TASK DIRECTIONS:
Return all of the entries exactly as written.

MATERIAL PROVIDED:
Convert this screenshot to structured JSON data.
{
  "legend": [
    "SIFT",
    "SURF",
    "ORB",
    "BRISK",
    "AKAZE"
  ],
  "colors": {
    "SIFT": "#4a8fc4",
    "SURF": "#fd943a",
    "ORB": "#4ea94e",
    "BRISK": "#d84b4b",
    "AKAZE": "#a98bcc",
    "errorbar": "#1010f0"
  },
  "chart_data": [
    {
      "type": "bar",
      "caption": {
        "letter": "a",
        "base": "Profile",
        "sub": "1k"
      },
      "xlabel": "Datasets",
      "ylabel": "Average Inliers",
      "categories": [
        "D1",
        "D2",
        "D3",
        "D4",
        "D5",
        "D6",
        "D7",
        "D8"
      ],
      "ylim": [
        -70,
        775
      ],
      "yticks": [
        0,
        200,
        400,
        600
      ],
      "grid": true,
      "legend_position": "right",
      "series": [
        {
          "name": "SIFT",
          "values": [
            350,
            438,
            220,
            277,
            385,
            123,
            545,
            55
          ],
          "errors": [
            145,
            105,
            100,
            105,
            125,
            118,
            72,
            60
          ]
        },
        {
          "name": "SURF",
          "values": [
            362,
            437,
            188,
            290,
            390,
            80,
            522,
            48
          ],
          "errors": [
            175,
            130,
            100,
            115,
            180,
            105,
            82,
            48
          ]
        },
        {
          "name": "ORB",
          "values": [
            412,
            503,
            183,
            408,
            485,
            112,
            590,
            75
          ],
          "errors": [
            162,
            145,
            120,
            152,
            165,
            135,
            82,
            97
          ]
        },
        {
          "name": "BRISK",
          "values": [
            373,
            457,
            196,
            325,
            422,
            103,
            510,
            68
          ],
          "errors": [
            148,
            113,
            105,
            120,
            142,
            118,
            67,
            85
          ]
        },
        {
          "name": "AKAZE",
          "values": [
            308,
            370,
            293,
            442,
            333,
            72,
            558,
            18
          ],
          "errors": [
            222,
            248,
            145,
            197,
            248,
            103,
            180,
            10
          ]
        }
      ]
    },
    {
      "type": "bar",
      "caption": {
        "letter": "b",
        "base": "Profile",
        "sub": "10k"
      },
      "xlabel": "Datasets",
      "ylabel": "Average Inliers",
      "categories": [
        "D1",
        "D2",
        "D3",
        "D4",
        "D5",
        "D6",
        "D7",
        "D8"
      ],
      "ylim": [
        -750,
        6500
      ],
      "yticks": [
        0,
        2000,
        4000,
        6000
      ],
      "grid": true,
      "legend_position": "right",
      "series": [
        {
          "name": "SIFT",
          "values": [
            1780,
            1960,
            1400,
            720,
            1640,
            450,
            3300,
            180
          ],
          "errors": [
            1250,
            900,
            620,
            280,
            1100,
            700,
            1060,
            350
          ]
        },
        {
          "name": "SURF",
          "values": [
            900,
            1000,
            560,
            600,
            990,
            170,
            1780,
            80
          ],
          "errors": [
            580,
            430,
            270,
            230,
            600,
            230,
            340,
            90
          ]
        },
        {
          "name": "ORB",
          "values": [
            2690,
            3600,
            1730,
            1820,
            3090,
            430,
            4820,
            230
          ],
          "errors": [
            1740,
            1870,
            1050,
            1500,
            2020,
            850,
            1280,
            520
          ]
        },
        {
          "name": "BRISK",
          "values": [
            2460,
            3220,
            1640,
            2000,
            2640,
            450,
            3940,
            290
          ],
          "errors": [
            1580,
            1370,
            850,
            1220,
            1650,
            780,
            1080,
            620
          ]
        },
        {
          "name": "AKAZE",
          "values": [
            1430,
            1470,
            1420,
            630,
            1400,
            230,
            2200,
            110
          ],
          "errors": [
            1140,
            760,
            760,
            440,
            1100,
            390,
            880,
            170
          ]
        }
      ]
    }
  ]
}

OUTPUT FOR THIS EXERCISE:
Convert this screenshot to structured JSON data.
{
  "legend": [
    "SIFT",
    "SURF",
    "ORB",
    "BRISK",
    "AKAZE"
  ],
  "colors": {
    "SIFT": "#4a8fc4",
    "SURF": "#fd943a",
    "ORB": "#4ea94e",
    "BRISK": "#d84b4b",
    "AKAZE": "#a98bcc",
    "errorbar": "#1010f0"
  },
  "chart_data": [
    {
      "type": "bar",
      "caption": {
        "letter": "a",
        "base": "Profile",
        "sub": "1k"
      },
      "xlabel": "Datasets",
      "ylabel": "Average Inliers",
      "categories": [
        "D1",
        "D2",
        "D3",
        "D4",
        "D5",
        "D6",
        "D7",
        "D8"
      ],
      "ylim": [
        -70,
        775
      ],
      "yticks": [
        0,
        200,
        400,
        600
      ],
      "grid": true,
      "legend_position": "right",
      "series": [
        {
          "name": "SIFT",
          "values": [
            350,
            438,
            220,
            277,
            385,
            123,
            545,
            55
          ],
          "errors": [
            145,
            105,
            100,
            105,
            125,
            118,
            72,
            60
          ]
        },
        {
          "name": "SURF",
          "values": [
            362,
            437,
            188,
            290,
            390,
            80,
            522,
            48
          ],
          "errors": [
            175,
            130,
            100,
            115,
            180,
            105,
            82,
            48
          ]
        },
        {
          "name": "ORB",
          "values": [
            412,
            503,
            183,
            408,
            485,
            112,
            590,
            75
          ],
          "errors": [
            162,
            145,
            120,
            152,
            165,
            135,
            82,
            97
          ]
        },
        {
          "name": "BRISK",
          "values": [
            373,
            457,
            196,
            325,
            422,
            103,
            510,
            68
          ],
          "errors": [
            148,
            113,
            105,
            120,
            142,
            118,
            67,
            85
          ]
        },
        {
          "name": "AKAZE",
          "values": [
            308,
            370,
            293,
            442,
            333,
            72,
            558,
            18
          ],
          "errors": [
            222,
            248,
            145,
            197,
            248,
            103,
            180,
            10
          ]
        }
      ]
    },
    {
      "type": "bar",
      "caption": {
        "letter": "b",
        "base": "Profile",
        "sub": "10k"
      },
      "xlabel": "Datasets",
      "ylabel": "Average Inliers",
      "categories": [
        "D1",
        "D2",
        "D3",
        "D4",
        "D5",
        "D6",
        "D7",
        "D8"
      ],
      "ylim": [
        -750,
        6500
      ],
      "yticks": [
        0,
        2000,
        4000,
        6000
      ],
      "grid": true,
      "legend_position": "right",
      "series": [
        {
          "name": "SIFT",
          "values": [
            1780,
            1960,
            1400,
            720,
            1640,
            450,
            3300,
            180
          ],
          "errors": [
            1250,
            900,
            620,
            280,
            1100,
            700,
            1060,
            350
          ]
        },
        {
          "name": "SURF",
          "values": [
            900,
            1000,
            560,
            600,
            990,
            170,
            1780,
            80
          ],
          "errors": [
            580,
            430,
            270,
            230,
            600,
            230,
            340,
            90
          ]
        },
        {
          "name": "ORB",
          "values": [
            2690,
            3600,
            1730,
            1820,
            3090,
            430,
            4820,
            230
          ],
          "errors": [
            1740,
            1870,
            1050,
            1500,
            2020,
            850,
            1280,
            520
          ]
        },
        {
          "name": "BRISK",
          "values": [
            2460,
            3220,
            1640,
            2000,
            2640,
            450,
            3940,
            290
          ],
          "errors": [
            1580,
            1370,
            850,
            1220,
            1650,
            780,
            1080,
            620
          ]
        },
        {
          "name": "AKAZE",
          "values": [
            1430,
            1470,
            1420,
            630,
            1400,
            230,
            2200,
            110
          ],
          "errors": [
            1140,
            760,
            760,
            440,
            1100,
            390,
            880,
            170
          ]
        }
      ]
    }
  ]
}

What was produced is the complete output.